━━ Supplied data

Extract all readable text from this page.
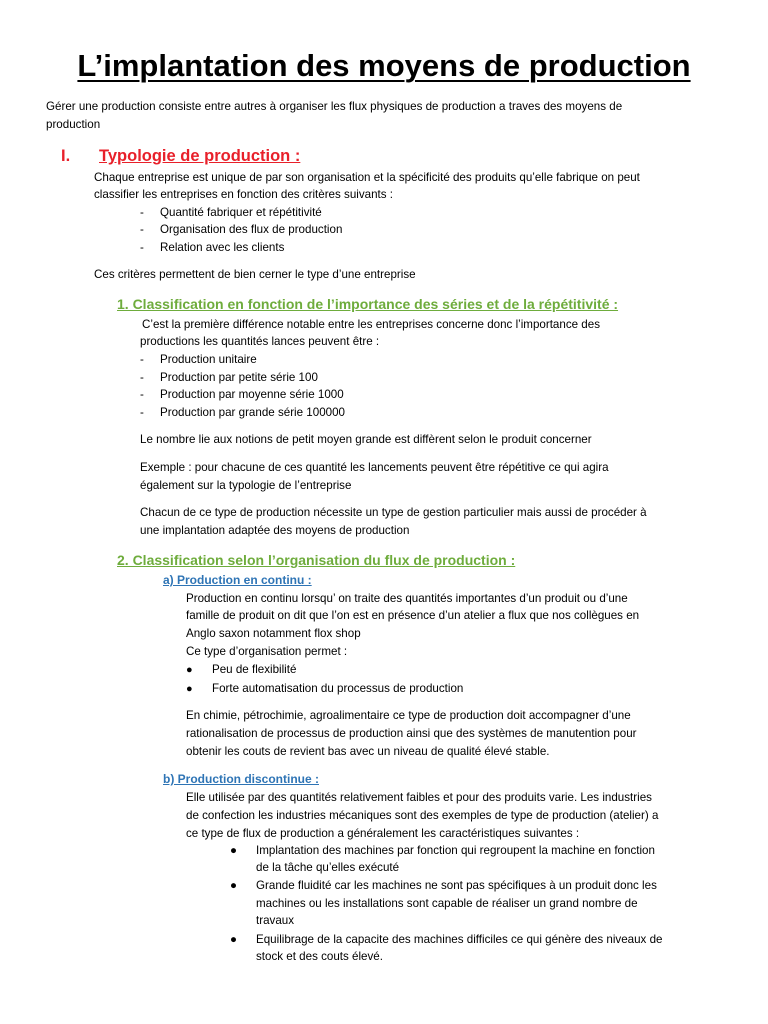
L’implantation des moyens de production
Gérer une production consiste entre autres à organiser les flux physiques de production a traves des moyens de
production
I. Typologie de production :
Chaque entreprise est unique de par son organisation et la spécificité des produits qu’elle fabrique on peut
classifier les entreprises en fonction des critères suivants :
- Quantité fabriquer et répétitivité
- Organisation des flux de production
- Relation avec les clients
Ces critères permettent de bien cerner le type d’une entreprise
1. Classification en fonction de l’importance des séries et de la répétitivité :
C’est la première différence notable entre les entreprises concerne donc l’importance des
productions les quantités lances peuvent être :
- Production unitaire
- Production par petite série 100
- Production par moyenne série 1000
- Production par grande série 100000
Le nombre lie aux notions de petit moyen grande est diffèrent selon le produit concerner
Exemple : pour chacune de ces quantité les lancements peuvent être répétitive ce qui agira
également sur la typologie de l’entreprise
Chacun de ce type de production nécessite un type de gestion particulier mais aussi de procéder à
une implantation adaptée des moyens de production
2. Classification selon l’organisation du flux de production :
a) Production en continu :
Production en continu lorsqu’ on traite des quantités importantes d’un produit ou d’une
famille de produit on dit que l’on est en présence d’un atelier a flux que nos collègues en
Anglo saxon notamment flox shop
Ce type d’organisation permet :
● Peu de flexibilité
● Forte automatisation du processus de production
En chimie, pétrochimie, agroalimentaire ce type de production doit accompagner d’une
rationalisation de processus de production ainsi que des systèmes de manutention pour
obtenir les couts de revient bas avec un niveau de qualité élevé stable.
b) Production discontinue :
Elle utilisée par des quantités relativement faibles et pour des produits varie. Les industries
de confection les industries mécaniques sont des exemples de type de production (atelier) a
ce type de flux de production a généralement les caractéristiques suivantes :
● Implantation des machines par fonction qui regroupent la machine en fonction
de la tâche qu’elles exécuté
● Grande fluidité car les machines ne sont pas spécifiques à un produit donc les
machines ou les installations sont capable de réaliser un grand nombre de
travaux
● Equilibrage de la capacite des machines difficiles ce qui génère des niveaux de
stock et des couts élevé.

━━━━

▸ **Problem details**: Repeat everything in the records precisely. Images are excluded from the copy.

▸ **Response to this exercise**:
Extract all readable text from this page.
L’implantation des moyens de production
Gérer une production consiste entre autres à organiser les flux physiques de production a traves des moyens de
production
I. Typologie de production :
Chaque entreprise est unique de par son organisation et la spécificité des produits qu’elle fabrique on peut
classifier les entreprises en fonction des critères suivants :
- Quantité fabriquer et répétitivité
- Organisation des flux de production
- Relation avec les clients
Ces critères permettent de bien cerner le type d’une entreprise
1. Classification en fonction de l’importance des séries et de la répétitivité :
C’est la première différence notable entre les entreprises concerne donc l’importance des
productions les quantités lances peuvent être :
- Production unitaire
- Production par petite série 100
- Production par moyenne série 1000
- Production par grande série 100000
Le nombre lie aux notions de petit moyen grande est diffèrent selon le produit concerner
Exemple : pour chacune de ces quantité les lancements peuvent être répétitive ce qui agira
également sur la typologie de l’entreprise
Chacun de ce type de production nécessite un type de gestion particulier mais aussi de procéder à
une implantation adaptée des moyens de production
2. Classification selon l’organisation du flux de production :
a) Production en continu :
Production en continu lorsqu’ on traite des quantités importantes d’un produit ou d’une
famille de produit on dit que l’on est en présence d’un atelier a flux que nos collègues en
Anglo saxon notamment flox shop
Ce type d’organisation permet :
● Peu de flexibilité
● Forte automatisation du processus de production
En chimie, pétrochimie, agroalimentaire ce type de production doit accompagner d’une
rationalisation de processus de production ainsi que des systèmes de manutention pour
obtenir les couts de revient bas avec un niveau de qualité élevé stable.
b) Production discontinue :
Elle utilisée par des quantités relativement faibles et pour des produits varie. Les industries
de confection les industries mécaniques sont des exemples de type de production (atelier) a
ce type de flux de production a généralement les caractéristiques suivantes :
● Implantation des machines par fonction qui regroupent la machine en fonction
de la tâche qu’elles exécuté
● Grande fluidité car les machines ne sont pas spécifiques à un produit donc les
machines ou les installations sont capable de réaliser un grand nombre de
travaux
● Equilibrage de la capacite des machines difficiles ce qui génère des niveaux de
stock et des couts élevé.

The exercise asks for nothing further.